:: Given request ::
Check every line of the entries below for the word "Data", and copy the ones that have it.
────
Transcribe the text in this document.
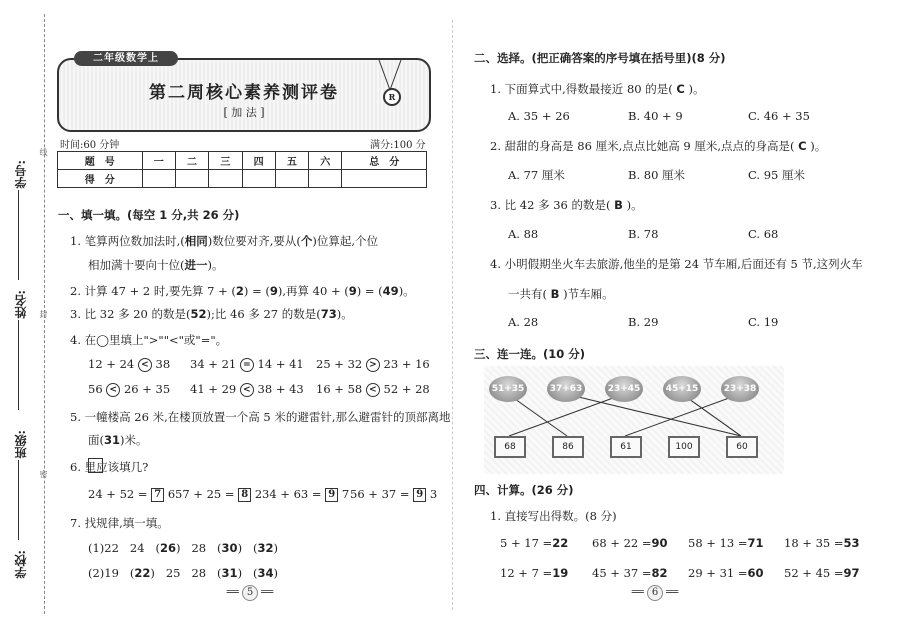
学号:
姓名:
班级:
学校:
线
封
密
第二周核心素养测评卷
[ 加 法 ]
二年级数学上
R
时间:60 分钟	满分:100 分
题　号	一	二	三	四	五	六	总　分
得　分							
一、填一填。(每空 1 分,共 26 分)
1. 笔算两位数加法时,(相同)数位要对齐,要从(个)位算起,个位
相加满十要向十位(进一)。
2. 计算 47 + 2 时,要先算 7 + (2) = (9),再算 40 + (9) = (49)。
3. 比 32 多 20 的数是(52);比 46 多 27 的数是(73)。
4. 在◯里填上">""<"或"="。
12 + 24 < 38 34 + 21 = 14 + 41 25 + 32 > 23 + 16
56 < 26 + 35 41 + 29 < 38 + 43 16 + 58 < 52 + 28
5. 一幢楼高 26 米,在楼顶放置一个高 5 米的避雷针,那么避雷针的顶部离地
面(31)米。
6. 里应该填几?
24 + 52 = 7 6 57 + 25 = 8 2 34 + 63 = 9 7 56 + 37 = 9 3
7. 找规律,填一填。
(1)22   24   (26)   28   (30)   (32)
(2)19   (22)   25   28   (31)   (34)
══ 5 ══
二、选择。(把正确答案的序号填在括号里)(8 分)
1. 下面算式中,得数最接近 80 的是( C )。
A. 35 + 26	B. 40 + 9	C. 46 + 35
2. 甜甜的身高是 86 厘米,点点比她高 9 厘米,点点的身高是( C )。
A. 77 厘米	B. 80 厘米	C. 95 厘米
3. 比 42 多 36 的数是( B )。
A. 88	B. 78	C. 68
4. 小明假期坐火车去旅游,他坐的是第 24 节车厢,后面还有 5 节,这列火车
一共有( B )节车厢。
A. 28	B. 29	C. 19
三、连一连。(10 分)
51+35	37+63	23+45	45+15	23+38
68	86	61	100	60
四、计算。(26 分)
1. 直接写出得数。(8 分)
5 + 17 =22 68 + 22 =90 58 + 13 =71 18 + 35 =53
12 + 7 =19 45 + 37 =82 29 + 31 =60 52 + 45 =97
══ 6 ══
────
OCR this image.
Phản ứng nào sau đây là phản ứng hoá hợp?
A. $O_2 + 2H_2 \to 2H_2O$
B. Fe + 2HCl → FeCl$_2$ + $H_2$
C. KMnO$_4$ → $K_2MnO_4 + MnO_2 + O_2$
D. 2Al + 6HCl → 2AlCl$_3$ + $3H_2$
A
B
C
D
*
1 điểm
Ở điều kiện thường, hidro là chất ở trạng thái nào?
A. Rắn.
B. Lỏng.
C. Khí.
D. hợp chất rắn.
────
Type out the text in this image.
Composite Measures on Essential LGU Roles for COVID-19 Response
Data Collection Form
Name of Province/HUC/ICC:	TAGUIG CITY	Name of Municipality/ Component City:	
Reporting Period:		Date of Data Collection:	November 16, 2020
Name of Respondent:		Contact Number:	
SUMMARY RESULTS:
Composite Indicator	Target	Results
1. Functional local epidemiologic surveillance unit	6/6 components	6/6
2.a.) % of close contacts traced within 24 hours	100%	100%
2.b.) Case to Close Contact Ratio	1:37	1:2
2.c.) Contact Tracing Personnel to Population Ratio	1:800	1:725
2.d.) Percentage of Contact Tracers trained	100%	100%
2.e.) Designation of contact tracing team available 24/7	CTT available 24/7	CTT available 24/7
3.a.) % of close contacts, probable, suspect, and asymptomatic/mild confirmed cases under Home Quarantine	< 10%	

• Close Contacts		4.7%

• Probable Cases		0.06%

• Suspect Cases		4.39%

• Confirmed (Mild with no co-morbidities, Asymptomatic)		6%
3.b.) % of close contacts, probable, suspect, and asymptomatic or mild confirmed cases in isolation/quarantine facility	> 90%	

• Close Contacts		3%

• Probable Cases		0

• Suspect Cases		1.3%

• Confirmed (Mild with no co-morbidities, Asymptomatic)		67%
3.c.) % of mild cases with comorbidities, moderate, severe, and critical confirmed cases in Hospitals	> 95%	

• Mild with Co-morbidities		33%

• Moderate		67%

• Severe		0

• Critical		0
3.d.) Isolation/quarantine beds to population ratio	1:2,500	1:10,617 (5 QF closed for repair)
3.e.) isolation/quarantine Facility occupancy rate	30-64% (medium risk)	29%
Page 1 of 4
────
:: Output for this exercise ::
Data Collection Form
Reporting Period:		Date of Data Collection:	November 16, 2020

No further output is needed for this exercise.